Problem requirements
In the records below, find each line with the word "водной" and copy it.

Data entries
-.-.-
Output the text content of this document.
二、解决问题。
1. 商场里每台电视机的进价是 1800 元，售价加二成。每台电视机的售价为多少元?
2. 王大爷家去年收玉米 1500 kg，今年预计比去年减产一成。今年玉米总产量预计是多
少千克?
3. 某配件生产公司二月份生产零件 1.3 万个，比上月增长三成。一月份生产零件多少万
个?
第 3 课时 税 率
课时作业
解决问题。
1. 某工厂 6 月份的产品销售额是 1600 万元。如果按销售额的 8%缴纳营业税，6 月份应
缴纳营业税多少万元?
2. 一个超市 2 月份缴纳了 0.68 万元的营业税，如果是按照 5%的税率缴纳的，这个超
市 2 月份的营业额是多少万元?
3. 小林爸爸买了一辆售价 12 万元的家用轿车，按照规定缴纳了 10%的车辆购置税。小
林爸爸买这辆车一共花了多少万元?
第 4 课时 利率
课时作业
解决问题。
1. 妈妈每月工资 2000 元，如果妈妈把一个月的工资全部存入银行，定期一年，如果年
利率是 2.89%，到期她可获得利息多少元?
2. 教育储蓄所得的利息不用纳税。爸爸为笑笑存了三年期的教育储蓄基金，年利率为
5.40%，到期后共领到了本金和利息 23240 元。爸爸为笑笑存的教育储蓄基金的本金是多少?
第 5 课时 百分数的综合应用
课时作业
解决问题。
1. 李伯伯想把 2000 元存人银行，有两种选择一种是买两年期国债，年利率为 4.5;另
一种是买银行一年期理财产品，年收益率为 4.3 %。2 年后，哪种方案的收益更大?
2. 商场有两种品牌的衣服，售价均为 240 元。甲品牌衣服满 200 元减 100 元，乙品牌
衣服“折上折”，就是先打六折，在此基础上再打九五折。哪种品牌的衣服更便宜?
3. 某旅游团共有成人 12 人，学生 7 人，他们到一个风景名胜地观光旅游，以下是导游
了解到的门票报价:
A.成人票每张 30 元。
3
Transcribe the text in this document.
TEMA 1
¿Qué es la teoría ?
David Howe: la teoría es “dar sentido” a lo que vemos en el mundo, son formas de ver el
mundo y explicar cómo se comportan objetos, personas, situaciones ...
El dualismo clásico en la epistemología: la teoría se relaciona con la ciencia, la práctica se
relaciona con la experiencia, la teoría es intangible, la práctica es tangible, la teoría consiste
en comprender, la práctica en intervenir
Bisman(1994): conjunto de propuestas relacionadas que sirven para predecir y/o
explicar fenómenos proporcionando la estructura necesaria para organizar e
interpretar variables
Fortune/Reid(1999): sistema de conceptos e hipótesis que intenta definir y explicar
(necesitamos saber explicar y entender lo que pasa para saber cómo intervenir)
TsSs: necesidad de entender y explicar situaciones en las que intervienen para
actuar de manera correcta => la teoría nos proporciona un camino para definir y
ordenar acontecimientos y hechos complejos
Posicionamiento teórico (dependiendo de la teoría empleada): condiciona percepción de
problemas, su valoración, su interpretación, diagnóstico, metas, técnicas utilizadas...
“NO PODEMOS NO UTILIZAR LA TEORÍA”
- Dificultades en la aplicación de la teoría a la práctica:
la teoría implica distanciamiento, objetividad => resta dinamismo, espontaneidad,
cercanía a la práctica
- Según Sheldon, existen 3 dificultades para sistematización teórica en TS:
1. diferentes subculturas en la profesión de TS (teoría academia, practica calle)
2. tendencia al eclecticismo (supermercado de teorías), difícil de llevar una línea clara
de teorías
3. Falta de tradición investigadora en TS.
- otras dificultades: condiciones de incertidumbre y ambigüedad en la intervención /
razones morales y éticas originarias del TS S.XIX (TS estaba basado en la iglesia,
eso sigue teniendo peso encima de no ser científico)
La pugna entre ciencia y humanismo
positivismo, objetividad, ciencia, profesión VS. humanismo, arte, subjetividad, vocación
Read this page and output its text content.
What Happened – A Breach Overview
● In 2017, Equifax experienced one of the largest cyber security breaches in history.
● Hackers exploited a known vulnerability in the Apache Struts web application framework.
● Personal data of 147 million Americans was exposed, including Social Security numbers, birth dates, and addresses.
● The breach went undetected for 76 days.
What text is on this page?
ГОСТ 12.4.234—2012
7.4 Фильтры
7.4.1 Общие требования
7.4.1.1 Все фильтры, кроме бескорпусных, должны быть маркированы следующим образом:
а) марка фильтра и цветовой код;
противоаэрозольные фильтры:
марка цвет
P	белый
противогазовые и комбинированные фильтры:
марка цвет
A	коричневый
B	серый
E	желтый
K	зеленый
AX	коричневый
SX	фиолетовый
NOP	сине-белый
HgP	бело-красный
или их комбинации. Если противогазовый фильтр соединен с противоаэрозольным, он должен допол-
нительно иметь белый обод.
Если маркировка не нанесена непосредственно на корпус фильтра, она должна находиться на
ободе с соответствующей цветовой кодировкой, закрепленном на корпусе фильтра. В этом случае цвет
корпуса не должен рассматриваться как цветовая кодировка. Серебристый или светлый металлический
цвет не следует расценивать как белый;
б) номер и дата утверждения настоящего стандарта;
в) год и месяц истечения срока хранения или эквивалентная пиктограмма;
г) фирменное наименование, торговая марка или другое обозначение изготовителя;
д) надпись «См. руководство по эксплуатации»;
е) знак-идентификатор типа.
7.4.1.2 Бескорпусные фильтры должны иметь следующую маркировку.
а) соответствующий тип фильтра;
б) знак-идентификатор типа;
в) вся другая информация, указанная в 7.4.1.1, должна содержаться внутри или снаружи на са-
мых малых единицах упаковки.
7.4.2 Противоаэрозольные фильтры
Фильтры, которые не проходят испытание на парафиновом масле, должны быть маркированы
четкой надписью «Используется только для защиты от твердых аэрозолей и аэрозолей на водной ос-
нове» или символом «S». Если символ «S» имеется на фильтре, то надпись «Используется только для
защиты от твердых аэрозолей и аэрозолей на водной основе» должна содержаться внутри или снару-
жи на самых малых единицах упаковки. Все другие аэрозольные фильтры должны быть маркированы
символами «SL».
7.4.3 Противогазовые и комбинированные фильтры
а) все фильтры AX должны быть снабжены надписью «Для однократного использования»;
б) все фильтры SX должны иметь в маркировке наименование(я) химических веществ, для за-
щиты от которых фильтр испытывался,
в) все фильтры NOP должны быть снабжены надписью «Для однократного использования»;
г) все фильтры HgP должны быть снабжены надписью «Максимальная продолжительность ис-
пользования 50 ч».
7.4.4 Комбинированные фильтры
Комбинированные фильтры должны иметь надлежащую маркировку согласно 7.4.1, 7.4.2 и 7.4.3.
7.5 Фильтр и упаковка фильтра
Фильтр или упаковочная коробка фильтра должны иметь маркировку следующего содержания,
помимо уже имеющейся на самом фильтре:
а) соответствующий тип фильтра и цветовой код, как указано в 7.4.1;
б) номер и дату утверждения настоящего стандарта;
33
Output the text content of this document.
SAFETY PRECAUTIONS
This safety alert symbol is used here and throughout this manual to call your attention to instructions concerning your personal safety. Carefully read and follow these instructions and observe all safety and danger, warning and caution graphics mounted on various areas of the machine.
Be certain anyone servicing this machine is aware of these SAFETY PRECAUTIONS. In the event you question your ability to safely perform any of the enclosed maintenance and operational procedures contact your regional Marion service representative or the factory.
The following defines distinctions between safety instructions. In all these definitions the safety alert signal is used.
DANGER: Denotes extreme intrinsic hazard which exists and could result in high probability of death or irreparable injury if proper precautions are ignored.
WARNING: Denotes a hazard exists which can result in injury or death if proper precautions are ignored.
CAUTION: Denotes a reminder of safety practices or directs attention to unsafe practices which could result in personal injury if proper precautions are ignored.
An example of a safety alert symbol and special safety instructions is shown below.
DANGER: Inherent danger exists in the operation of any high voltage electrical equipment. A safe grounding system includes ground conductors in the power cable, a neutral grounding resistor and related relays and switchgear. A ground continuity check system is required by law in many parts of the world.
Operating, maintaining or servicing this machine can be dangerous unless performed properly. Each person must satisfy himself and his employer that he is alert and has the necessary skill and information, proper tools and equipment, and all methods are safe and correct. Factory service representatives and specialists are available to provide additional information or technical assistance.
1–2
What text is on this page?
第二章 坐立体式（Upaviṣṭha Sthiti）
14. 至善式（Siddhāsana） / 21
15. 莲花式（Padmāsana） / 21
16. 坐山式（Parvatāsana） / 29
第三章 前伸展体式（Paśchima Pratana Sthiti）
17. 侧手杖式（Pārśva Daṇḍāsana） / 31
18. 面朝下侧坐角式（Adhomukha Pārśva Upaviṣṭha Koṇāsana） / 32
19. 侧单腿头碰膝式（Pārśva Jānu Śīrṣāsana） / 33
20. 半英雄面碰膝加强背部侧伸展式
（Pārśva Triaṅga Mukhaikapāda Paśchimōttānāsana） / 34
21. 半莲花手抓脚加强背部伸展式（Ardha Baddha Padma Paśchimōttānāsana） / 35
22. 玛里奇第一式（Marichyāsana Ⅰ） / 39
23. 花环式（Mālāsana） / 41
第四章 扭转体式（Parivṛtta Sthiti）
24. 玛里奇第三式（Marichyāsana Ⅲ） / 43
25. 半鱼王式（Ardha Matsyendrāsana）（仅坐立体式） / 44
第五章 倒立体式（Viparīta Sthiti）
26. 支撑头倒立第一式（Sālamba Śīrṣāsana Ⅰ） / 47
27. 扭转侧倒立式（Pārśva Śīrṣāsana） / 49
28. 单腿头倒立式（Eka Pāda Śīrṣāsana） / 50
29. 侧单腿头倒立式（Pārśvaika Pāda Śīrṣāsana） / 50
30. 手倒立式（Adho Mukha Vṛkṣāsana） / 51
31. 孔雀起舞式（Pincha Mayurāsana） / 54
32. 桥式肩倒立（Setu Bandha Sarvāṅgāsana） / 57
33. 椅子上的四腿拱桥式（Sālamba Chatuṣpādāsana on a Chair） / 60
-.-.-
The reply
четкой надписью «Используется только для защиты от твердых аэрозолей и аэрозолей на водной ос-
защиты от твердых аэрозолей и аэрозолей на водной основе» должна содержаться внутри или снару-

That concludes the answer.